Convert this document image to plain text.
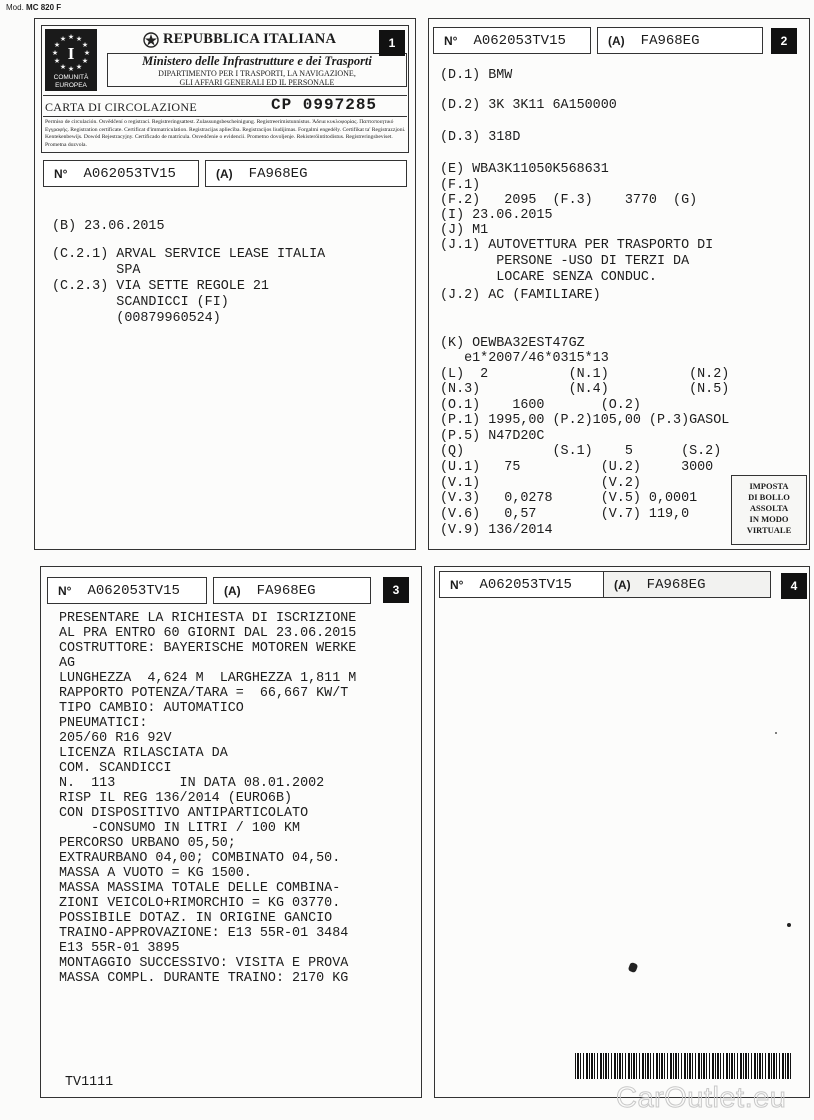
Mod. MC 820 F
★ ★
★
★
★
★
★
★
★
★
★
★
I
COMUNITÀ
EUROPEA
REPUBBLICA ITALIANA
Ministero delle Infrastrutture e dei Trasporti
DIPARTIMENTO PER I TRASPORTI, LA NAVIGAZIONE,
GLI AFFARI GENERALI ED IL PERSONALE
CARTA DI CIRCOLAZIONE	CP 0997285
Permiso de circulación. Osvědčení o registraci. Registreringsattest. Zulassungsbescheinigung. Registreerimistunnistus. Άδεια κυκλοφορίας. Παπτοποιητικό Εγγραφής. Registration certificate. Certificat d'immatriculation. Registracijas apliecība. Registracijos liudijimas. Forgalmi engedély. Certifikat ta' Registrazzjoni. Kentekenbewijs. Dowód Rejestracyjny. Certificado de matrícula. Osvedčenie o evidencii. Prometno dovoljenje. Rekisteröintitodistus. Registreringsbeviset. Prometna dozvola.
1
N° A062053TV15	(A) FA968EG
(B) 23.06.2015
(C.2.1) ARVAL SERVICE LEASE ITALIA
SPA
(C.2.3) VIA SETTE REGOLE 21
SCANDICCI (FI)
(00879960524)
N° A062053TV15	(A) FA968EG	2
(D.1) BMW
(D.2) 3K 3K11 6A150000
(D.3) 318D
(E) WBA3K11050K568631
(F.1)
(F.2)   2095  (F.3)    3770  (G)
(I) 23.06.2015
(J) M1
(J.1) AUTOVETTURA PER TRASPORTO DI
PERSONE -USO DI TERZI DA
LOCARE SENZA CONDUC.
(J.2) AC (FAMILIARE)
(K) OEWBA32EST47GZ
e1*2007/46*0315*13
(L)  2          (N.1)          (N.2)
(N.3)           (N.4)          (N.5)
(O.1)    1600       (O.2)
(P.1) 1995,00 (P.2)105,00 (P.3)GASOL
(P.5) N47D20C
(Q)           (S.1)    5      (S.2)
(U.1)   75          (U.2)     3000
(V.1)               (V.2)
(V.3)   0,0278      (V.5) 0,0001
(V.6)   0,57        (V.7) 119,0
(V.9) 136/2014
IMPOSTA
DI BOLLO
ASSOLTA
IN MODO
VIRTUALE
N° A062053TV15	(A) FA968EG	3
PRESENTARE LA RICHIESTA DI ISCRIZIONE
AL PRA ENTRO 60 GIORNI DAL 23.06.2015
COSTRUTTORE: BAYERISCHE MOTOREN WERKE
AG
LUNGHEZZA  4,624 M  LARGHEZZA 1,811 M
RAPPORTO POTENZA/TARA =  66,667 KW/T
TIPO CAMBIO: AUTOMATICO
PNEUMATICI:
205/60 R16 92V
LICENZA RILASCIATA DA
COM. SCANDICCI
N.  113        IN DATA 08.01.2002
RISP IL REG 136/2014 (EURO6B)
CON DISPOSITIVO ANTIPARTICOLATO
-CONSUMO IN LITRI / 100 KM
PERCORSO URBANO 05,50;
EXTRAURBANO 04,00; COMBINATO 04,50.
MASSA A VUOTO = KG 1500.
MASSA MASSIMA TOTALE DELLE COMBINA-
ZIONI VEICOLO+RIMORCHIO = KG 03770.
POSSIBILE DOTAZ. IN ORIGINE GANCIO
TRAINO-APPROVAZIONE: E13 55R-01 3484
E13 55R-01 3895
MONTAGGIO SUCCESSIVO: VISITA E PROVA
MASSA COMPL. DURANTE TRAINO: 2170 KG
TV1111
N° A062053TV15	(A) FA968EG	4
CarOutlet.eu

Given problem:
Nothing in the entries above should change when they are printed again, except that the pictures are dropped.

Task answer:
Convert this document image to plain text.
Mod. MC 820 F
★ ★
★
★
★
★
★
★
★
★
★
★
I
COMUNITÀ
EUROPEA
REPUBBLICA ITALIANA
Ministero delle Infrastrutture e dei Trasporti
DIPARTIMENTO PER I TRASPORTI, LA NAVIGAZIONE,
GLI AFFARI GENERALI ED IL PERSONALE
CARTA DI CIRCOLAZIONE	CP 0997285
Permiso de circulación. Osvědčení o registraci. Registreringsattest. Zulassungsbescheinigung. Registreerimistunnistus. Άδεια κυκλοφορίας. Παπτοποιητικό Εγγραφής. Registration certificate. Certificat d'immatriculation. Registracijas apliecība. Registracijos liudijimas. Forgalmi engedély. Certifikat ta' Registrazzjoni. Kentekenbewijs. Dowód Rejestracyjny. Certificado de matrícula. Osvedčenie o evidencii. Prometno dovoljenje. Rekisteröintitodistus. Registreringsbeviset. Prometna dozvola.
1
N° A062053TV15	(A) FA968EG
(B) 23.06.2015
(C.2.1) ARVAL SERVICE LEASE ITALIA
SPA
(C.2.3) VIA SETTE REGOLE 21
SCANDICCI (FI)
(00879960524)
N° A062053TV15	(A) FA968EG	2
(D.1) BMW
(D.2) 3K 3K11 6A150000
(D.3) 318D
(E) WBA3K11050K568631
(F.1)
(F.2)   2095  (F.3)    3770  (G)
(I) 23.06.2015
(J) M1
(J.1) AUTOVETTURA PER TRASPORTO DI
PERSONE -USO DI TERZI DA
LOCARE SENZA CONDUC.
(J.2) AC (FAMILIARE)
(K) OEWBA32EST47GZ
e1*2007/46*0315*13
(L)  2          (N.1)          (N.2)
(N.3)           (N.4)          (N.5)
(O.1)    1600       (O.2)
(P.1) 1995,00 (P.2)105,00 (P.3)GASOL
(P.5) N47D20C
(Q)           (S.1)    5      (S.2)
(U.1)   75          (U.2)     3000
(V.1)               (V.2)
(V.3)   0,0278      (V.5) 0,0001
(V.6)   0,57        (V.7) 119,0
(V.9) 136/2014
IMPOSTA
DI BOLLO
ASSOLTA
IN MODO
VIRTUALE
N° A062053TV15	(A) FA968EG	3
PRESENTARE LA RICHIESTA DI ISCRIZIONE
AL PRA ENTRO 60 GIORNI DAL 23.06.2015
COSTRUTTORE: BAYERISCHE MOTOREN WERKE
AG
LUNGHEZZA  4,624 M  LARGHEZZA 1,811 M
RAPPORTO POTENZA/TARA =  66,667 KW/T
TIPO CAMBIO: AUTOMATICO
PNEUMATICI:
205/60 R16 92V
LICENZA RILASCIATA DA
COM. SCANDICCI
N.  113        IN DATA 08.01.2002
RISP IL REG 136/2014 (EURO6B)
CON DISPOSITIVO ANTIPARTICOLATO
-CONSUMO IN LITRI / 100 KM
PERCORSO URBANO 05,50;
EXTRAURBANO 04,00; COMBINATO 04,50.
MASSA A VUOTO = KG 1500.
MASSA MASSIMA TOTALE DELLE COMBINA-
ZIONI VEICOLO+RIMORCHIO = KG 03770.
POSSIBILE DOTAZ. IN ORIGINE GANCIO
TRAINO-APPROVAZIONE: E13 55R-01 3484
E13 55R-01 3895
MONTAGGIO SUCCESSIVO: VISITA E PROVA
MASSA COMPL. DURANTE TRAINO: 2170 KG
TV1111
N° A062053TV15	(A) FA968EG	4
CarOutlet.eu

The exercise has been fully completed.